*Short task*:
Drop all images and give the records again exactly.

*Records from a data collection*:
-- START --

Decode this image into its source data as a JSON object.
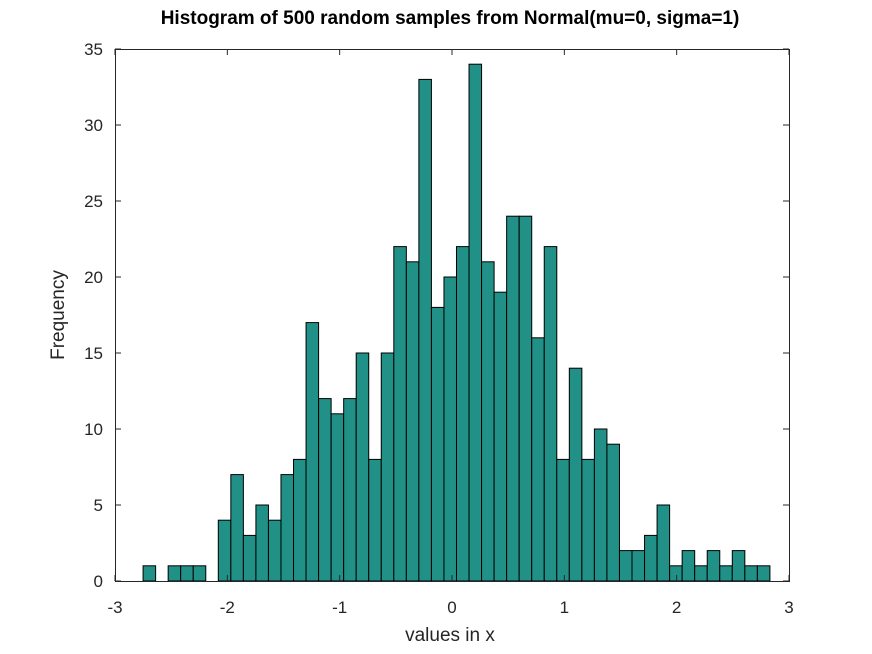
{
  "chart_data": {
    "type": "bar",
    "title": "Histogram of 500 random samples from Normal(mu=0, sigma=1)",
    "xlabel": "values in x",
    "ylabel": "Frequency",
    "xlim": [
      -3,
      3
    ],
    "ylim": [
      0,
      35
    ],
    "xticks": [
      "-3",
      "-2",
      "-1",
      "0",
      "1",
      "2",
      "3"
    ],
    "yticks": [
      "0",
      "5",
      "10",
      "15",
      "20",
      "25",
      "30",
      "35"
    ],
    "bar_color": "#219086",
    "bin_start": -2.75,
    "bin_width": 0.1116,
    "values": [
      1,
      0,
      1,
      1,
      1,
      0,
      4,
      7,
      3,
      5,
      4,
      7,
      8,
      17,
      12,
      11,
      12,
      15,
      8,
      15,
      22,
      21,
      33,
      18,
      20,
      22,
      34,
      21,
      19,
      24,
      24,
      16,
      22,
      8,
      14,
      8,
      10,
      9,
      2,
      2,
      3,
      5,
      1,
      2,
      1,
      2,
      1,
      2,
      1,
      1
    ]
  }
}
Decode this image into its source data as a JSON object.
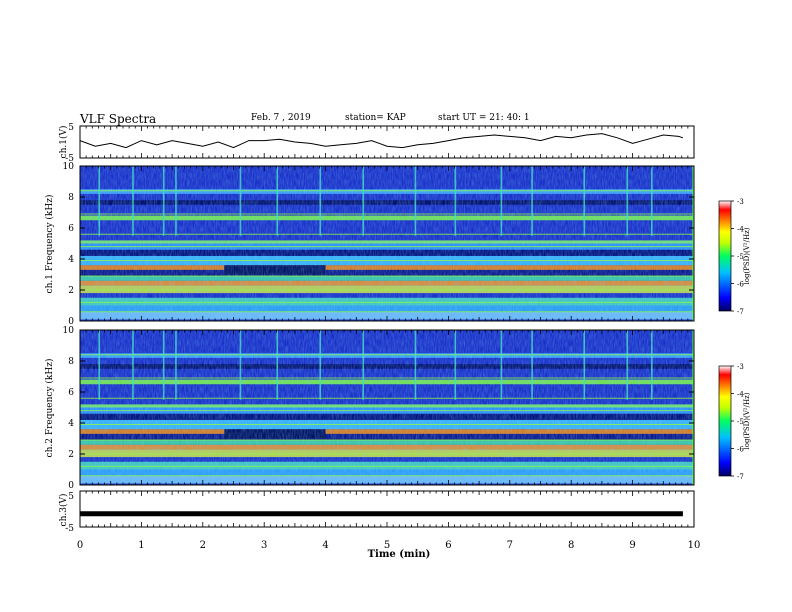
{
  "header": {
    "title": "VLF Spectra",
    "date": "Feb. 7 , 2019",
    "station": "station= KAP",
    "start": "start  UT  =   21: 40: 1"
  },
  "chart_data": [
    {
      "type": "line",
      "name": "ch1-voltage",
      "ylabel": "ch.1(V)",
      "ylim": [
        -5,
        5
      ],
      "ytick_labels": [
        "5",
        "-5"
      ],
      "x": [
        0.0,
        0.25,
        0.5,
        0.75,
        1.0,
        1.25,
        1.5,
        1.75,
        2.0,
        2.25,
        2.5,
        2.75,
        3.0,
        3.25,
        3.5,
        3.75,
        4.0,
        4.25,
        4.5,
        4.75,
        5.0,
        5.25,
        5.5,
        5.75,
        6.0,
        6.25,
        6.5,
        6.75,
        7.0,
        7.25,
        7.5,
        7.75,
        8.0,
        8.25,
        8.5,
        8.75,
        9.0,
        9.25,
        9.5,
        9.75,
        9.82
      ],
      "y": [
        0.5,
        -1.5,
        -0.5,
        -2.0,
        0.5,
        -1.0,
        0.5,
        -0.5,
        -1.5,
        0.0,
        -2.0,
        0.5,
        0.5,
        1.0,
        0.0,
        -0.5,
        -1.5,
        -1.0,
        -0.5,
        0.5,
        -1.5,
        -2.0,
        -1.0,
        -0.5,
        0.5,
        1.5,
        2.0,
        2.5,
        2.0,
        1.5,
        0.5,
        2.0,
        1.5,
        2.5,
        3.0,
        1.5,
        -0.5,
        1.0,
        2.5,
        2.0,
        1.5
      ]
    },
    {
      "type": "heatmap",
      "name": "ch1-spectrogram",
      "ylabel": "ch.1 Frequency (kHz)",
      "ylim": [
        0,
        10
      ],
      "xlim": [
        0,
        10
      ],
      "yticks": [
        "0",
        "2",
        "4",
        "6",
        "8",
        "10"
      ],
      "colorbar": {
        "label": "log(PSD)(V²/Hz)",
        "range": [
          -7,
          -3
        ],
        "ticks": [
          "-3",
          "-4",
          "-5",
          "-6",
          "-7"
        ]
      }
    },
    {
      "type": "heatmap",
      "name": "ch2-spectrogram",
      "ylabel": "ch.2 Frequency (kHz)",
      "ylim": [
        0,
        10
      ],
      "xlim": [
        0,
        10
      ],
      "yticks": [
        "0",
        "2",
        "4",
        "6",
        "8",
        "10"
      ],
      "colorbar": {
        "label": "log(PSD)(V²/Hz)",
        "range": [
          -7,
          -3
        ],
        "ticks": [
          "-3",
          "-4",
          "-5",
          "-6",
          "-7"
        ]
      }
    },
    {
      "type": "line",
      "name": "ch3-voltage",
      "ylabel": "ch.3(V)",
      "ylim": [
        -5,
        5
      ],
      "ytick_labels": [
        "5",
        "-5"
      ],
      "x": [
        0,
        9.82
      ],
      "y": [
        -1.5,
        -1.5
      ]
    }
  ],
  "time_axis": {
    "xlabel": "Time  (min)",
    "ticks": [
      "0",
      "1",
      "2",
      "3",
      "4",
      "5",
      "6",
      "7",
      "8",
      "9",
      "10"
    ]
  },
  "colors": {
    "spectrum_background": "#1a2fc8",
    "colormap": [
      "#000060",
      "#0000ff",
      "#00c0ff",
      "#00ff60",
      "#c0ff00",
      "#ffff00",
      "#ff8000",
      "#ff0000",
      "#ffffff"
    ]
  }
}
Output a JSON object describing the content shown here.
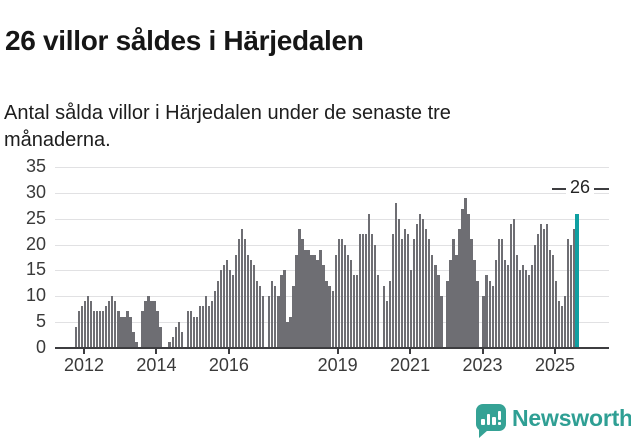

-- END --

*Solution*:
Decode this image into its source data as a JSON object.
{
  "chart_data": {
    "type": "bar",
    "title": "Histogram of 500 random samples from Normal(mu=0, sigma=1)",
    "xlabel": "values in x",
    "ylabel": "Frequency",
    "xlim": [
      -3,
      3
    ],
    "ylim": [
      0,
      35
    ],
    "xticks": [
      "-3",
      "-2",
      "-1",
      "0",
      "1",
      "2",
      "3"
    ],
    "yticks": [
      "0",
      "5",
      "10",
      "15",
      "20",
      "25",
      "30",
      "35"
    ],
    "bar_color": "#219086",
    "bin_start": -2.75,
    "bin_width": 0.1116,
    "values": [
      1,
      0,
      1,
      1,
      1,
      0,
      4,
      7,
      3,
      5,
      4,
      7,
      8,
      17,
      12,
      11,
      12,
      15,
      8,
      15,
      22,
      21,
      33,
      18,
      20,
      22,
      34,
      21,
      19,
      24,
      24,
      16,
      22,
      8,
      14,
      8,
      10,
      9,
      2,
      2,
      3,
      5,
      1,
      2,
      1,
      2,
      1,
      2,
      1,
      1
    ]
  }
}
Decode this image into its source data as a JSON object.
{
  "header": {
    "title": "VLF Spectra",
    "date": "Feb. 7 , 2019",
    "station": "station= KAP",
    "start": "start  UT  =   21: 40: 1"
  },
  "chart_data": [
    {
      "type": "line",
      "name": "ch1-voltage",
      "ylabel": "ch.1(V)",
      "ylim": [
        -5,
        5
      ],
      "ytick_labels": [
        "5",
        "-5"
      ],
      "x": [
        0.0,
        0.25,
        0.5,
        0.75,
        1.0,
        1.25,
        1.5,
        1.75,
        2.0,
        2.25,
        2.5,
        2.75,
        3.0,
        3.25,
        3.5,
        3.75,
        4.0,
        4.25,
        4.5,
        4.75,
        5.0,
        5.25,
        5.5,
        5.75,
        6.0,
        6.25,
        6.5,
        6.75,
        7.0,
        7.25,
        7.5,
        7.75,
        8.0,
        8.25,
        8.5,
        8.75,
        9.0,
        9.25,
        9.5,
        9.75,
        9.82
      ],
      "y": [
        0.5,
        -1.5,
        -0.5,
        -2.0,
        0.5,
        -1.0,
        0.5,
        -0.5,
        -1.5,
        0.0,
        -2.0,
        0.5,
        0.5,
        1.0,
        0.0,
        -0.5,
        -1.5,
        -1.0,
        -0.5,
        0.5,
        -1.5,
        -2.0,
        -1.0,
        -0.5,
        0.5,
        1.5,
        2.0,
        2.5,
        2.0,
        1.5,
        0.5,
        2.0,
        1.5,
        2.5,
        3.0,
        1.5,
        -0.5,
        1.0,
        2.5,
        2.0,
        1.5
      ]
    },
    {
      "type": "heatmap",
      "name": "ch1-spectrogram",
      "ylabel": "ch.1 Frequency (kHz)",
      "ylim": [
        0,
        10
      ],
      "xlim": [
        0,
        10
      ],
      "yticks": [
        "0",
        "2",
        "4",
        "6",
        "8",
        "10"
      ],
      "colorbar": {
        "label": "log(PSD)(V²/Hz)",
        "range": [
          -7,
          -3
        ],
        "ticks": [
          "-3",
          "-4",
          "-5",
          "-6",
          "-7"
        ]
      }
    },
    {
      "type": "heatmap",
      "name": "ch2-spectrogram",
      "ylabel": "ch.2 Frequency (kHz)",
      "ylim": [
        0,
        10
      ],
      "xlim": [
        0,
        10
      ],
      "yticks": [
        "0",
        "2",
        "4",
        "6",
        "8",
        "10"
      ],
      "colorbar": {
        "label": "log(PSD)(V²/Hz)",
        "range": [
          -7,
          -3
        ],
        "ticks": [
          "-3",
          "-4",
          "-5",
          "-6",
          "-7"
        ]
      }
    },
    {
      "type": "line",
      "name": "ch3-voltage",
      "ylabel": "ch.3(V)",
      "ylim": [
        -5,
        5
      ],
      "ytick_labels": [
        "5",
        "-5"
      ],
      "x": [
        0,
        9.82
      ],
      "y": [
        -1.5,
        -1.5
      ]
    }
  ],
  "time_axis": {
    "xlabel": "Time  (min)",
    "ticks": [
      "0",
      "1",
      "2",
      "3",
      "4",
      "5",
      "6",
      "7",
      "8",
      "9",
      "10"
    ]
  },
  "colors": {
    "spectrum_background": "#1a2fc8",
    "colormap": [
      "#000060",
      "#0000ff",
      "#00c0ff",
      "#00ff60",
      "#c0ff00",
      "#ffff00",
      "#ff8000",
      "#ff0000",
      "#ffffff"
    ]
  }
}
Output a JSON object describing the content shown here.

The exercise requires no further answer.